**Exercise inputs**
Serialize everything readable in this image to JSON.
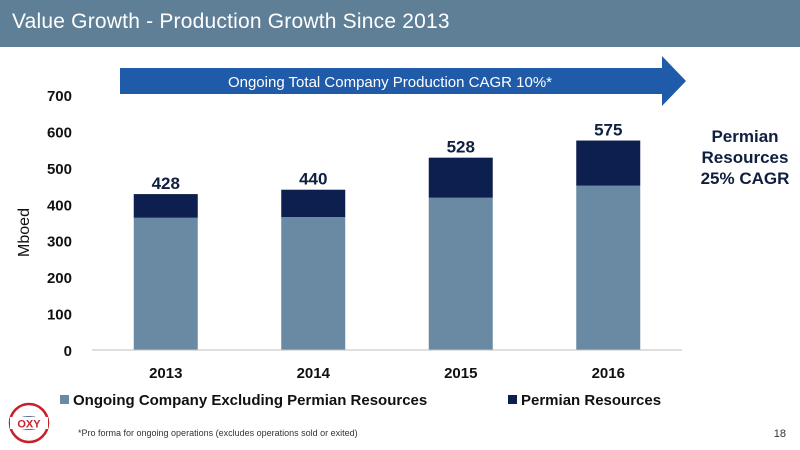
{
  "header": {
    "title": "Value Growth - Production Growth Since 2013"
  },
  "banner": {
    "text": "Ongoing Total Company Production CAGR 10%*"
  },
  "side_note": {
    "line1": "Permian",
    "line2": "Resources",
    "line3": "25% CAGR"
  },
  "footnote": "*Pro forma for ongoing operations (excludes operations sold or exited)",
  "page_number": "18",
  "logo": {
    "text": "OXY"
  },
  "colors": {
    "header": "#5f7f97",
    "ongoing": "#6a8aa3",
    "permian": "#0d1f4e",
    "banner": "#1f5ba8"
  },
  "chart_data": {
    "type": "bar",
    "stacked": true,
    "categories": [
      "2013",
      "2014",
      "2015",
      "2016"
    ],
    "series": [
      {
        "name": "Ongoing Company Excluding Permian Resources",
        "values": [
          363,
          365,
          418,
          451
        ],
        "color": "#6a8aa3"
      },
      {
        "name": "Permian Resources",
        "values": [
          65,
          75,
          110,
          124
        ],
        "color": "#0d1f4e"
      }
    ],
    "totals": [
      428,
      440,
      528,
      575
    ],
    "ylabel": "Mboed",
    "ylim": [
      0,
      700
    ],
    "yticks": [
      0,
      100,
      200,
      300,
      400,
      500,
      600,
      700
    ],
    "legend": "bottom",
    "grid": false
  }
}
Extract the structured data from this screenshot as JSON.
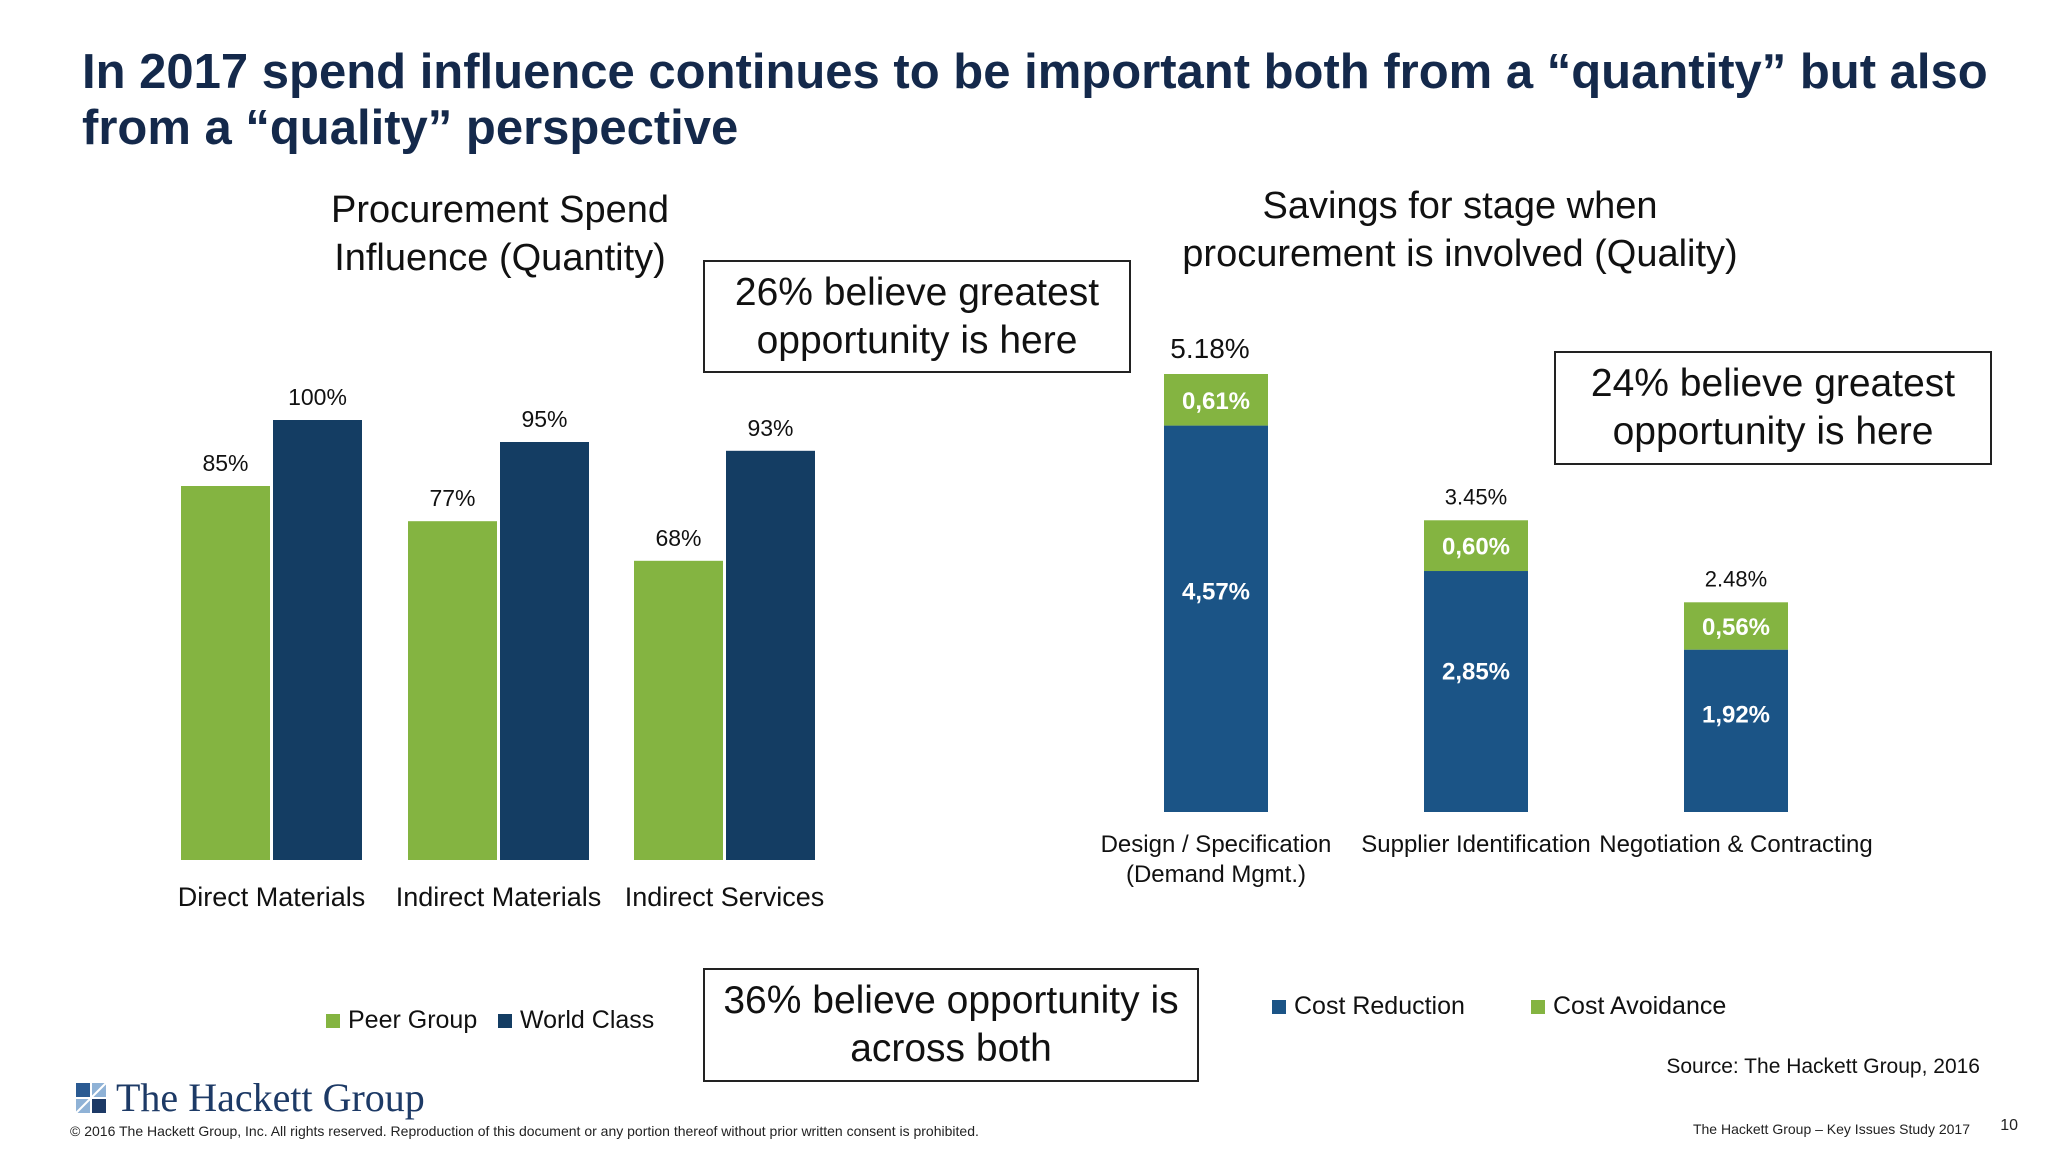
{
  "slide": {
    "title": "In 2017 spend influence continues to be important both from a “quantity” but also from a “quality” perspective",
    "footer_copyright": "© 2016 The Hackett Group, Inc. All rights reserved. Reproduction of this document or any portion thereof without prior written consent is prohibited.",
    "footer_study": "The Hackett Group – Key Issues Study 2017",
    "page_number": "10",
    "source": "Source: The Hackett Group, 2016",
    "logo_text": "The Hackett Group"
  },
  "callouts": {
    "left": "26% believe greatest opportunity is here",
    "right": "24% believe greatest opportunity is here",
    "bottom": "36% believe opportunity is across both"
  },
  "colors": {
    "green": "#84b441",
    "dark_navy": "#143d63",
    "blue": "#1b5486",
    "title": "#14294b"
  },
  "chart_data": [
    {
      "type": "bar",
      "title": "Procurement Spend Influence (Quantity)",
      "categories": [
        "Direct Materials",
        "Indirect Materials",
        "Indirect Services"
      ],
      "series": [
        {
          "name": "Peer Group",
          "values": [
            85,
            77,
            68
          ],
          "labels": [
            "85%",
            "77%",
            "68%"
          ]
        },
        {
          "name": "World Class",
          "values": [
            100,
            95,
            93
          ],
          "labels": [
            "100%",
            "95%",
            "93%"
          ]
        }
      ],
      "ylim": [
        0,
        100
      ],
      "grid": false,
      "legend": "bottom"
    },
    {
      "type": "bar",
      "stacked": true,
      "title": "Savings for stage when procurement is involved (Quality)",
      "categories": [
        "Design / Specification (Demand Mgmt.)",
        "Supplier Identification",
        "Negotiation & Contracting"
      ],
      "category_lines": [
        [
          "Design / Specification",
          "(Demand Mgmt.)"
        ],
        [
          "Supplier Identification"
        ],
        [
          "Negotiation & Contracting"
        ]
      ],
      "series": [
        {
          "name": "Cost Reduction",
          "values": [
            4.57,
            2.85,
            1.92
          ],
          "labels": [
            "4,57%",
            "2,85%",
            "1,92%"
          ]
        },
        {
          "name": "Cost Avoidance",
          "values": [
            0.61,
            0.6,
            0.56
          ],
          "labels": [
            "0,61%",
            "0,60%",
            "0,56%"
          ]
        }
      ],
      "totals": [
        "5.18%",
        "3.45%",
        "2.48%"
      ],
      "ylim": [
        0,
        5.18
      ],
      "grid": false,
      "legend": "bottom"
    }
  ]
}
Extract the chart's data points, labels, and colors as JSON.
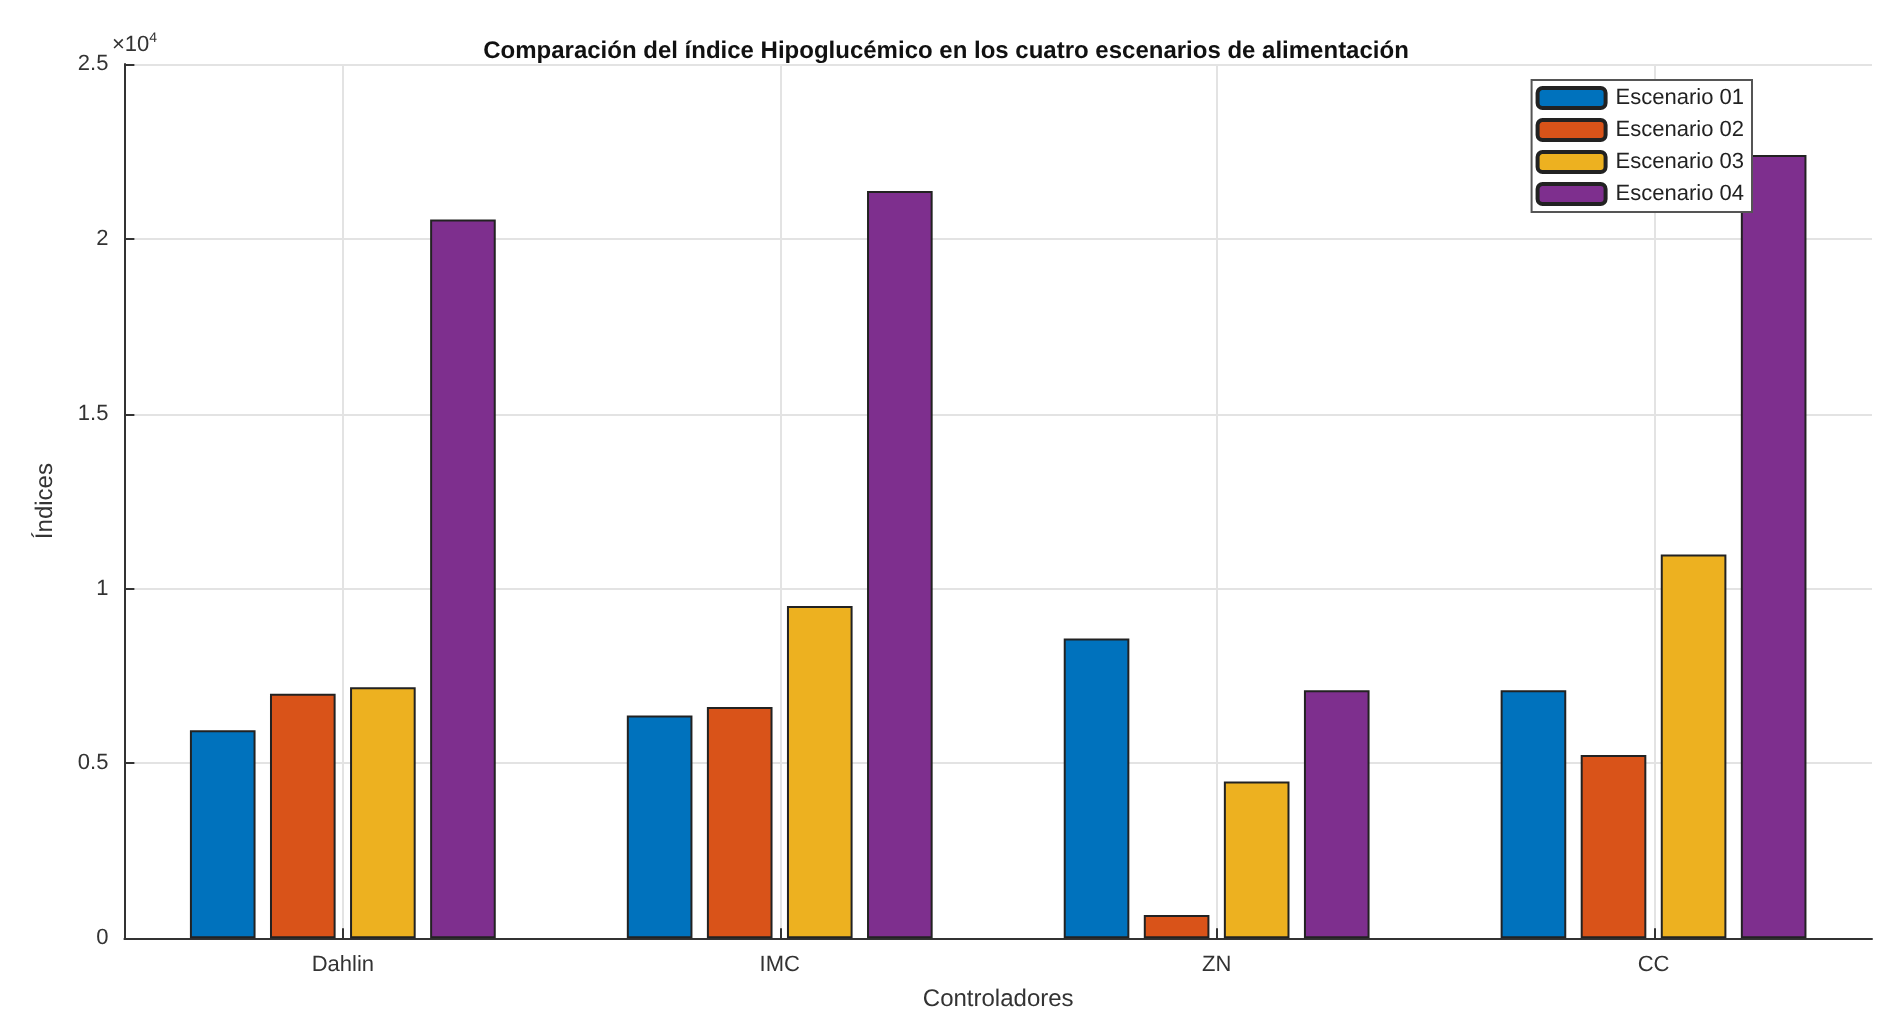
{
  "chart_data": {
    "type": "bar",
    "title": "Comparación del índice Hipoglucémico en los cuatro escenarios de alimentación",
    "xlabel": "Controladores",
    "ylabel": "Índices",
    "annotations": [
      "×10$^{4}$"
    ],
    "categories": [
      "Dahlin",
      "IMC",
      "ZN",
      "CC"
    ],
    "series": [
      {
        "name": "Escenario 01",
        "color": "#0072bd",
        "values": [
          0.595,
          0.637,
          0.857,
          0.709
        ]
      },
      {
        "name": "Escenario 02",
        "color": "#d95319",
        "values": [
          0.699,
          0.661,
          0.066,
          0.524
        ]
      },
      {
        "name": "Escenario 03",
        "color": "#edb120",
        "values": [
          0.718,
          0.95,
          0.448,
          1.097
        ]
      },
      {
        "name": "Escenario 04",
        "color": "#7e2f8e",
        "values": [
          2.055,
          2.137,
          0.709,
          2.24
        ]
      }
    ],
    "ylim": [
      0,
      2.5
    ],
    "yticks": [
      0,
      0.5,
      1,
      1.5,
      2,
      2.5
    ],
    "grid": true,
    "legend": "top right"
  }
}
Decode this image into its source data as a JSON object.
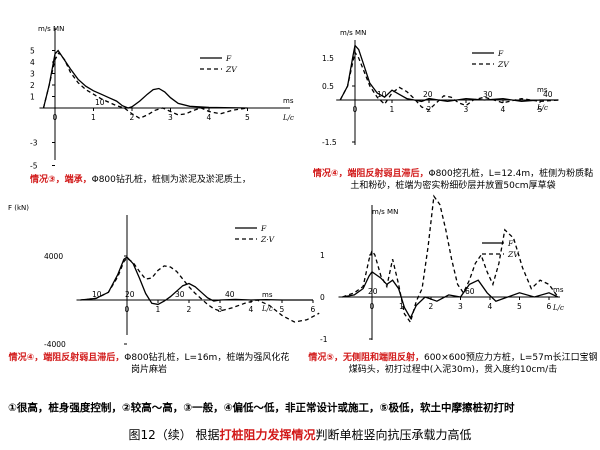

**Exercise brief**
Omit every picture, then reproduce the rest of the listing exactly.

**Complete answer**
Serialize everything readable in this image to JSON.
{
  "header": {
    "title": "Value Growth - Production Growth Since 2013"
  },
  "banner": {
    "text": "Ongoing Total Company Production CAGR 10%*"
  },
  "side_note": {
    "line1": "Permian",
    "line2": "Resources",
    "line3": "25% CAGR"
  },
  "footnote": "*Pro forma for ongoing operations (excludes operations sold or exited)",
  "page_number": "18",
  "logo": {
    "text": "OXY"
  },
  "colors": {
    "header": "#5f7f97",
    "ongoing": "#6a8aa3",
    "permian": "#0d1f4e",
    "banner": "#1f5ba8"
  },
  "chart_data": {
    "type": "bar",
    "stacked": true,
    "categories": [
      "2013",
      "2014",
      "2015",
      "2016"
    ],
    "series": [
      {
        "name": "Ongoing Company Excluding Permian Resources",
        "values": [
          363,
          365,
          418,
          451
        ],
        "color": "#6a8aa3"
      },
      {
        "name": "Permian Resources",
        "values": [
          65,
          75,
          110,
          124
        ],
        "color": "#0d1f4e"
      }
    ],
    "totals": [
      428,
      440,
      528,
      575
    ],
    "ylabel": "Mboed",
    "ylim": [
      0,
      700
    ],
    "yticks": [
      0,
      100,
      200,
      300,
      400,
      500,
      600,
      700
    ],
    "legend": "bottom",
    "grid": false
  }
}
Extract the structured data from this screenshot as JSON.
{
  "slide": {
    "title": "In 2017 spend influence continues to be important both from a “quantity” but also from a “quality” perspective",
    "footer_copyright": "© 2016 The Hackett Group, Inc. All rights reserved. Reproduction of this document or any portion thereof without prior written consent is prohibited.",
    "footer_study": "The Hackett Group – Key Issues Study 2017",
    "page_number": "10",
    "source": "Source: The Hackett Group, 2016",
    "logo_text": "The Hackett Group"
  },
  "callouts": {
    "left": "26% believe greatest opportunity is here",
    "right": "24% believe greatest opportunity is here",
    "bottom": "36% believe opportunity is across both"
  },
  "colors": {
    "green": "#84b441",
    "dark_navy": "#143d63",
    "blue": "#1b5486",
    "title": "#14294b"
  },
  "chart_data": [
    {
      "type": "bar",
      "title": "Procurement Spend Influence (Quantity)",
      "categories": [
        "Direct Materials",
        "Indirect Materials",
        "Indirect Services"
      ],
      "series": [
        {
          "name": "Peer Group",
          "values": [
            85,
            77,
            68
          ],
          "labels": [
            "85%",
            "77%",
            "68%"
          ]
        },
        {
          "name": "World Class",
          "values": [
            100,
            95,
            93
          ],
          "labels": [
            "100%",
            "95%",
            "93%"
          ]
        }
      ],
      "ylim": [
        0,
        100
      ],
      "grid": false,
      "legend": "bottom"
    },
    {
      "type": "bar",
      "stacked": true,
      "title": "Savings for stage when procurement is involved (Quality)",
      "categories": [
        "Design / Specification (Demand Mgmt.)",
        "Supplier Identification",
        "Negotiation & Contracting"
      ],
      "category_lines": [
        [
          "Design / Specification",
          "(Demand Mgmt.)"
        ],
        [
          "Supplier Identification"
        ],
        [
          "Negotiation & Contracting"
        ]
      ],
      "series": [
        {
          "name": "Cost Reduction",
          "values": [
            4.57,
            2.85,
            1.92
          ],
          "labels": [
            "4,57%",
            "2,85%",
            "1,92%"
          ]
        },
        {
          "name": "Cost Avoidance",
          "values": [
            0.61,
            0.6,
            0.56
          ],
          "labels": [
            "0,61%",
            "0,60%",
            "0,56%"
          ]
        }
      ],
      "totals": [
        "5.18%",
        "3.45%",
        "2.48%"
      ],
      "ylim": [
        0,
        5.18
      ],
      "grid": false,
      "legend": "bottom"
    }
  ]
}
Extract the chart's data points, labels, and colors as JSON.
{
  "chart_data": {
    "type": "bar",
    "title": "Comparación del índice Hipoglucémico en los cuatro escenarios de alimentación",
    "xlabel": "Controladores",
    "ylabel": "Índices",
    "annotations": [
      "×10$^{4}$"
    ],
    "categories": [
      "Dahlin",
      "IMC",
      "ZN",
      "CC"
    ],
    "series": [
      {
        "name": "Escenario 01",
        "color": "#0072bd",
        "values": [
          0.595,
          0.637,
          0.857,
          0.709
        ]
      },
      {
        "name": "Escenario 02",
        "color": "#d95319",
        "values": [
          0.699,
          0.661,
          0.066,
          0.524
        ]
      },
      {
        "name": "Escenario 03",
        "color": "#edb120",
        "values": [
          0.718,
          0.95,
          0.448,
          1.097
        ]
      },
      {
        "name": "Escenario 04",
        "color": "#7e2f8e",
        "values": [
          2.055,
          2.137,
          0.709,
          2.24
        ]
      }
    ],
    "ylim": [
      0,
      2.5
    ],
    "yticks": [
      0,
      0.5,
      1,
      1.5,
      2,
      2.5
    ],
    "grid": true,
    "legend": "top right"
  }
}
Decode this image into its source data as a JSON object.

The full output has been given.